EXERCISE |
Retype each line exactly. Skip images.

RECORD LIST |
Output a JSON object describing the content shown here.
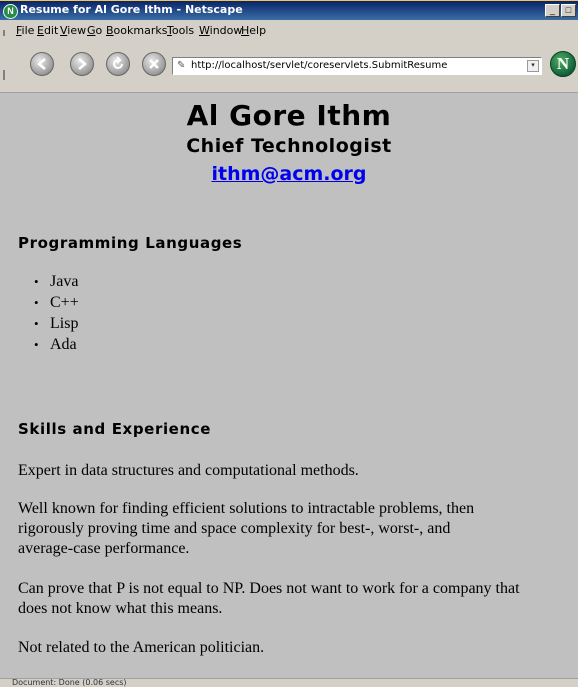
{
  "window": {
    "title": "Resume for Al Gore Ithm - Netscape",
    "app_icon_glyph": "N",
    "minimize_glyph": "_",
    "restore_glyph": "□"
  },
  "menubar": {
    "items": [
      "File",
      "Edit",
      "View",
      "Go",
      "Bookmarks",
      "Tools",
      "Window",
      "Help"
    ]
  },
  "navbar": {
    "buttons": [
      "back-icon",
      "forward-icon",
      "reload-icon",
      "stop-icon"
    ],
    "url": "http://localhost/servlet/coreservlets.SubmitResume",
    "dropdown_glyph": "▾",
    "throbber_glyph": "N"
  },
  "page": {
    "name": "Al Gore Ithm",
    "job_title": "Chief Technologist",
    "email": "ithm@acm.org",
    "sections": {
      "languages": {
        "heading": "Programming Languages",
        "items": [
          "Java",
          "C++",
          "Lisp",
          "Ada"
        ]
      },
      "skills": {
        "heading": "Skills and Experience",
        "paragraphs": [
          [
            "Expert in data structures and computational methods."
          ],
          [
            "Well known for finding efficient solutions to intractable problems, then",
            "rigorously proving time and space complexity for best-, worst-, and",
            "average-case performance."
          ],
          [
            "Can prove that P is not equal to NP. Does not want to work for a company that",
            "does not know what this means."
          ],
          [
            "Not related to the American politician."
          ]
        ]
      }
    }
  },
  "statusbar": {
    "text": "Document: Done (0.06 secs)"
  },
  "colors": {
    "page_background": "#c0c0c0",
    "link": "#0000ee",
    "titlebar": "#0a246a"
  }
}
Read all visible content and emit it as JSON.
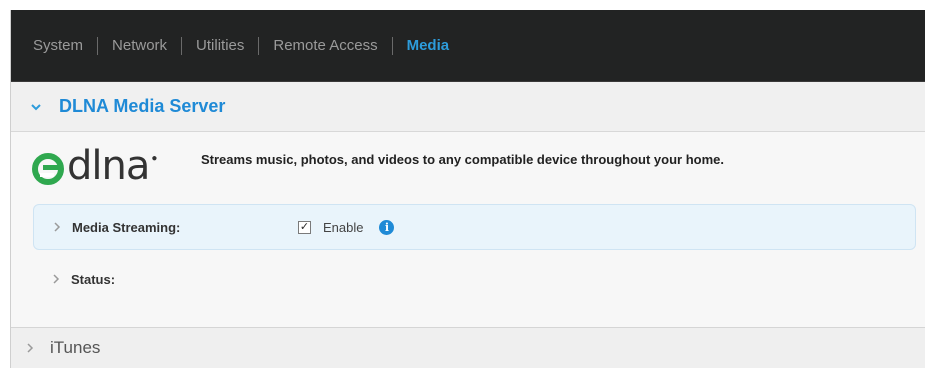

OUTPUT BELOW |
Output a JSON object describing the content shown here.
{
  "window": {
    "title": "Resume for Al Gore Ithm - Netscape",
    "app_icon_glyph": "N",
    "minimize_glyph": "_",
    "restore_glyph": "□"
  },
  "menubar": {
    "items": [
      "File",
      "Edit",
      "View",
      "Go",
      "Bookmarks",
      "Tools",
      "Window",
      "Help"
    ]
  },
  "navbar": {
    "buttons": [
      "back-icon",
      "forward-icon",
      "reload-icon",
      "stop-icon"
    ],
    "url": "http://localhost/servlet/coreservlets.SubmitResume",
    "dropdown_glyph": "▾",
    "throbber_glyph": "N"
  },
  "page": {
    "name": "Al Gore Ithm",
    "job_title": "Chief Technologist",
    "email": "ithm@acm.org",
    "sections": {
      "languages": {
        "heading": "Programming Languages",
        "items": [
          "Java",
          "C++",
          "Lisp",
          "Ada"
        ]
      },
      "skills": {
        "heading": "Skills and Experience",
        "paragraphs": [
          [
            "Expert in data structures and computational methods."
          ],
          [
            "Well known for finding efficient solutions to intractable problems, then",
            "rigorously proving time and space complexity for best-, worst-, and",
            "average-case performance."
          ],
          [
            "Can prove that P is not equal to NP. Does not want to work for a company that",
            "does not know what this means."
          ],
          [
            "Not related to the American politician."
          ]
        ]
      }
    }
  },
  "statusbar": {
    "text": "Document: Done (0.06 secs)"
  },
  "colors": {
    "page_background": "#c0c0c0",
    "link": "#0000ee",
    "titlebar": "#0a246a"
  }
}
Read all visible content and emit it as JSON.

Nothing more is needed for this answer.